§ Aim of the task: Restate all the material verbatim, except for the pictures.

··· Supplied data ···

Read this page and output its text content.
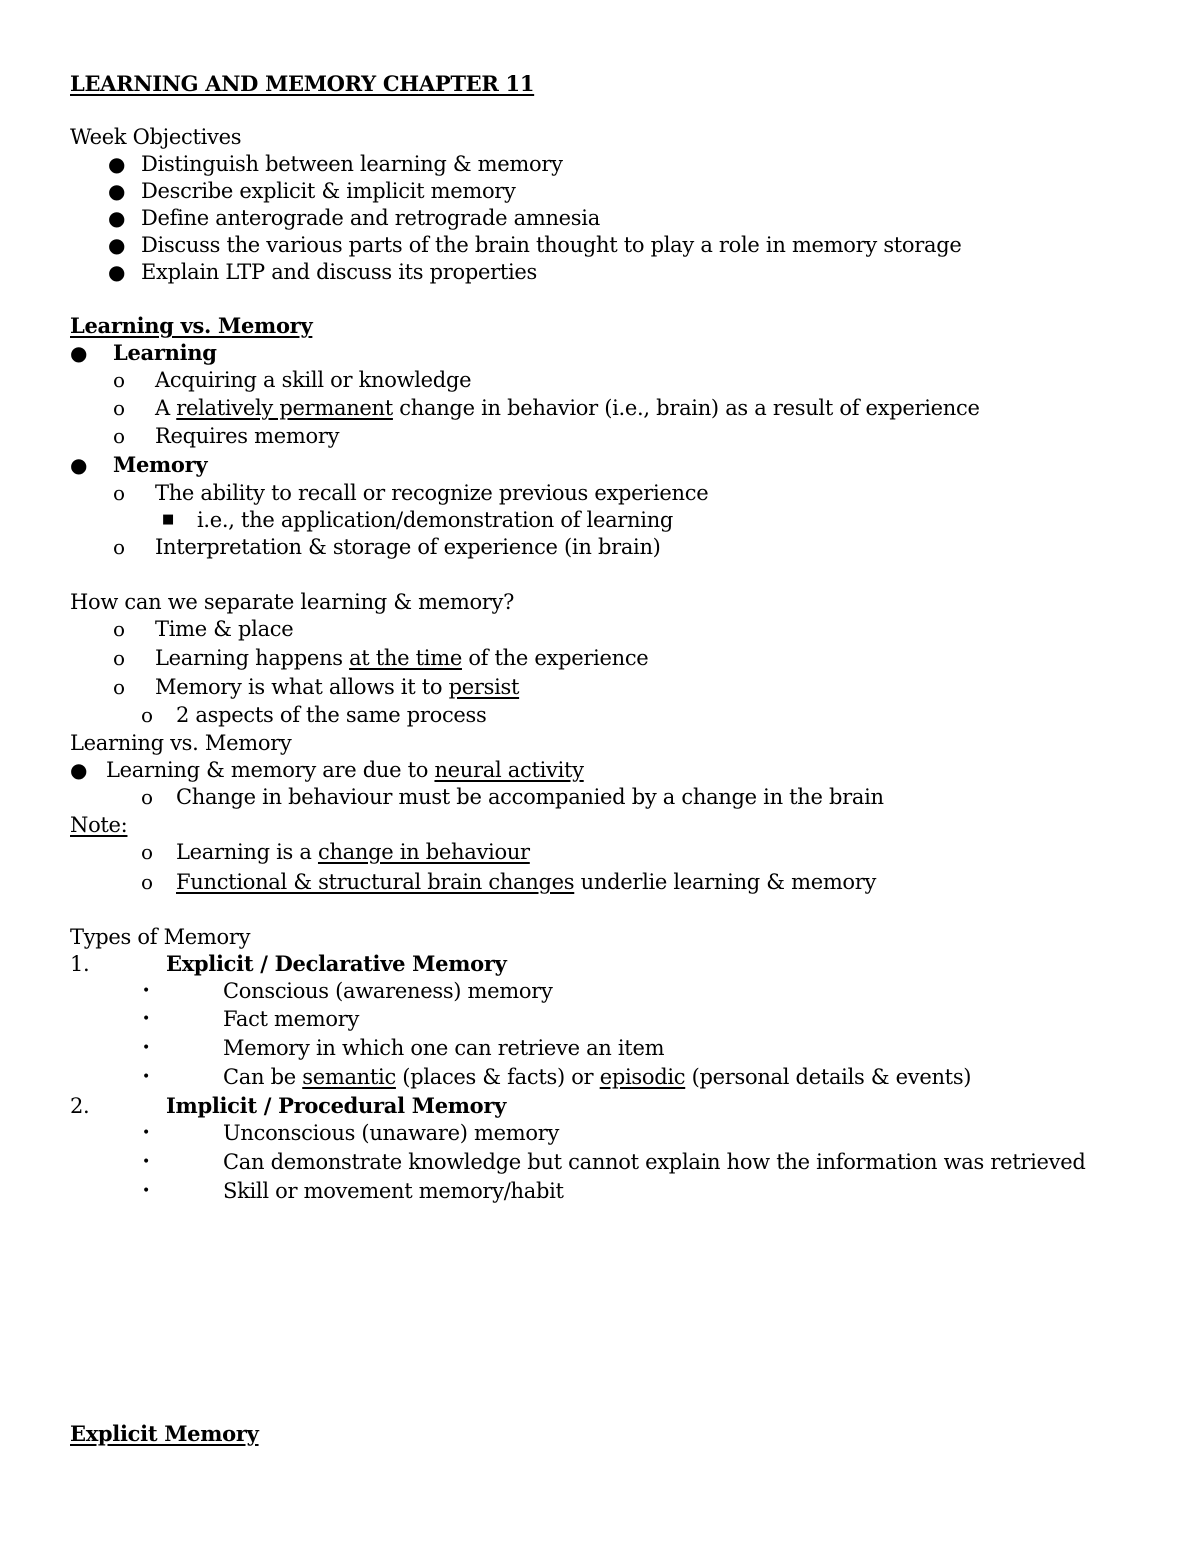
LEARNING AND MEMORY CHAPTER 11
Week Objectives
● Distinguish between learning & memory
● Describe explicit & implicit memory
● Define anterograde and retrograde amnesia
● Discuss the various parts of the brain thought to play a role in memory storage
● Explain LTP and discuss its properties
Learning vs. Memory
● Learning
o Acquiring a skill or knowledge
o A relatively permanent change in behavior (i.e., brain) as a result of experience
o Requires memory
● Memory
o The ability to recall or recognize previous experience
■ i.e., the application/demonstration of learning
o Interpretation & storage of experience (in brain)
How can we separate learning & memory?
o Time & place
o Learning happens at the time of the experience
o Memory is what allows it to persist
o 2 aspects of the same process
Learning vs. Memory
● Learning & memory are due to neural activity
o Change in behaviour must be accompanied by a change in the brain
Note:
o Learning is a change in behaviour
o Functional & structural brain changes underlie learning & memory
Types of Memory
1.	Explicit / Declarative Memory
•	Conscious (awareness) memory
•	Fact memory
•	Memory in which one can retrieve an item
•	Can be semantic (places & facts) or episodic (personal details & events)
2.	Implicit / Procedural Memory
•	Unconscious (unaware) memory
•	Can demonstrate knowledge but cannot explain how the information was retrieved
•	Skill or movement memory/habit
Explicit Memory
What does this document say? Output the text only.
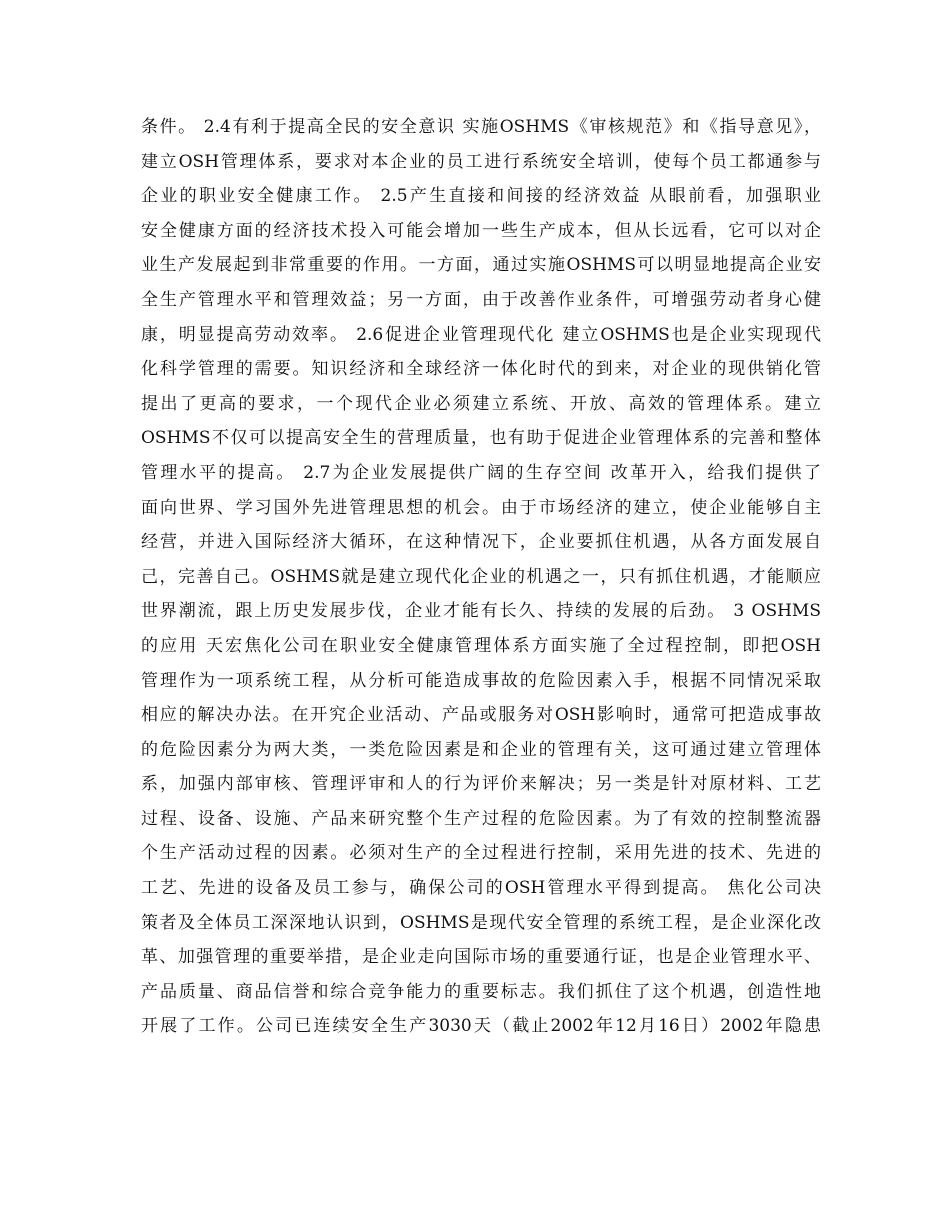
条件。 2.4有利于提高全民的安全意识 实施OSHMS《审核规范》和《指导意见》，
建立OSH管理体系，要求对本企业的员工进行系统安全培训，使每个员工都通参与
企业的职业安全健康工作。 2.5产生直接和间接的经济效益 从眼前看，加强职业
安全健康方面的经济技术投入可能会增加一些生产成本，但从长远看，它可以对企
业生产发展起到非常重要的作用。一方面，通过实施OSHMS可以明显地提高企业安
全生产管理水平和管理效益；另一方面，由于改善作业条件，可增强劳动者身心健
康，明显提高劳动效率。 2.6促进企业管理现代化 建立OSHMS也是企业实现现代
化科学管理的需要。知识经济和全球经济一体化时代的到来，对企业的现供销化管
提出了更高的要求，一个现代企业必须建立系统、开放、高效的管理体系。建立
OSHMS不仅可以提高安全生的营理质量，也有助于促进企业管理体系的完善和整体
管理水平的提高。 2.7为企业发展提供广阔的生存空间 改革开入，给我们提供了
面向世界、学习国外先进管理思想的机会。由于市场经济的建立，使企业能够自主
经营，并进入国际经济大循环，在这种情况下，企业要抓住机遇，从各方面发展自
己，完善自己。OSHMS就是建立现代化企业的机遇之一，只有抓住机遇，才能顺应
世界潮流，跟上历史发展步伐，企业才能有长久、持续的发展的后劲。 3 OSHMS
的应用 天宏焦化公司在职业安全健康管理体系方面实施了全过程控制，即把OSH
管理作为一项系统工程，从分析可能造成事故的危险因素入手，根据不同情况采取
相应的解决办法。在开究企业活动、产品或服务对OSH影响时，通常可把造成事故
的危险因素分为两大类，一类危险因素是和企业的管理有关，这可通过建立管理体
系，加强内部审核、管理评审和人的行为评价来解决；另一类是针对原材料、工艺
过程、设备、设施、产品来研究整个生产过程的危险因素。为了有效的控制整流器
个生产活动过程的因素。必须对生产的全过程进行控制，采用先进的技术、先进的
工艺、先进的设备及员工参与，确保公司的OSH管理水平得到提高。 焦化公司决
策者及全体员工深深地认识到，OSHMS是现代安全管理的系统工程，是企业深化改
革、加强管理的重要举措，是企业走向国际市场的重要通行证，也是企业管理水平、
产品质量、商品信誉和综合竞争能力的重要标志。我们抓住了这个机遇，创造性地
开展了工作。公司已连续安全生产3030天（截止2002年12月16日）2002年隐患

···

§ Solution below:
Read this page and output its text content.
LEARNING AND MEMORY CHAPTER 11
Week Objectives
● Distinguish between learning & memory
● Describe explicit & implicit memory
● Define anterograde and retrograde amnesia
● Discuss the various parts of the brain thought to play a role in memory storage
● Explain LTP and discuss its properties
Learning vs. Memory
● Learning
o Acquiring a skill or knowledge
o A relatively permanent change in behavior (i.e., brain) as a result of experience
o Requires memory
● Memory
o The ability to recall or recognize previous experience
■ i.e., the application/demonstration of learning
o Interpretation & storage of experience (in brain)
How can we separate learning & memory?
o Time & place
o Learning happens at the time of the experience
o Memory is what allows it to persist
o 2 aspects of the same process
Learning vs. Memory
● Learning & memory are due to neural activity
o Change in behaviour must be accompanied by a change in the brain
Note:
o Learning is a change in behaviour
o Functional & structural brain changes underlie learning & memory
Types of Memory
1.	Explicit / Declarative Memory
•	Conscious (awareness) memory
•	Fact memory
•	Memory in which one can retrieve an item
•	Can be semantic (places & facts) or episodic (personal details & events)
2.	Implicit / Procedural Memory
•	Unconscious (unaware) memory
•	Can demonstrate knowledge but cannot explain how the information was retrieved
•	Skill or movement memory/habit
Explicit Memory
What does this document say? Output the text only.
条件。 2.4有利于提高全民的安全意识 实施OSHMS《审核规范》和《指导意见》，
建立OSH管理体系，要求对本企业的员工进行系统安全培训，使每个员工都通参与
企业的职业安全健康工作。 2.5产生直接和间接的经济效益 从眼前看，加强职业
安全健康方面的经济技术投入可能会增加一些生产成本，但从长远看，它可以对企
业生产发展起到非常重要的作用。一方面，通过实施OSHMS可以明显地提高企业安
全生产管理水平和管理效益；另一方面，由于改善作业条件，可增强劳动者身心健
康，明显提高劳动效率。 2.6促进企业管理现代化 建立OSHMS也是企业实现现代
化科学管理的需要。知识经济和全球经济一体化时代的到来，对企业的现供销化管
提出了更高的要求，一个现代企业必须建立系统、开放、高效的管理体系。建立
OSHMS不仅可以提高安全生的营理质量，也有助于促进企业管理体系的完善和整体
管理水平的提高。 2.7为企业发展提供广阔的生存空间 改革开入，给我们提供了
面向世界、学习国外先进管理思想的机会。由于市场经济的建立，使企业能够自主
经营，并进入国际经济大循环，在这种情况下，企业要抓住机遇，从各方面发展自
己，完善自己。OSHMS就是建立现代化企业的机遇之一，只有抓住机遇，才能顺应
世界潮流，跟上历史发展步伐，企业才能有长久、持续的发展的后劲。 3 OSHMS
的应用 天宏焦化公司在职业安全健康管理体系方面实施了全过程控制，即把OSH
管理作为一项系统工程，从分析可能造成事故的危险因素入手，根据不同情况采取
相应的解决办法。在开究企业活动、产品或服务对OSH影响时，通常可把造成事故
的危险因素分为两大类，一类危险因素是和企业的管理有关，这可通过建立管理体
系，加强内部审核、管理评审和人的行为评价来解决；另一类是针对原材料、工艺
过程、设备、设施、产品来研究整个生产过程的危险因素。为了有效的控制整流器
个生产活动过程的因素。必须对生产的全过程进行控制，采用先进的技术、先进的
工艺、先进的设备及员工参与，确保公司的OSH管理水平得到提高。 焦化公司决
策者及全体员工深深地认识到，OSHMS是现代安全管理的系统工程，是企业深化改
革、加强管理的重要举措，是企业走向国际市场的重要通行证，也是企业管理水平、
产品质量、商品信誉和综合竞争能力的重要标志。我们抓住了这个机遇，创造性地
开展了工作。公司已连续安全生产3030天（截止2002年12月16日）2002年隐患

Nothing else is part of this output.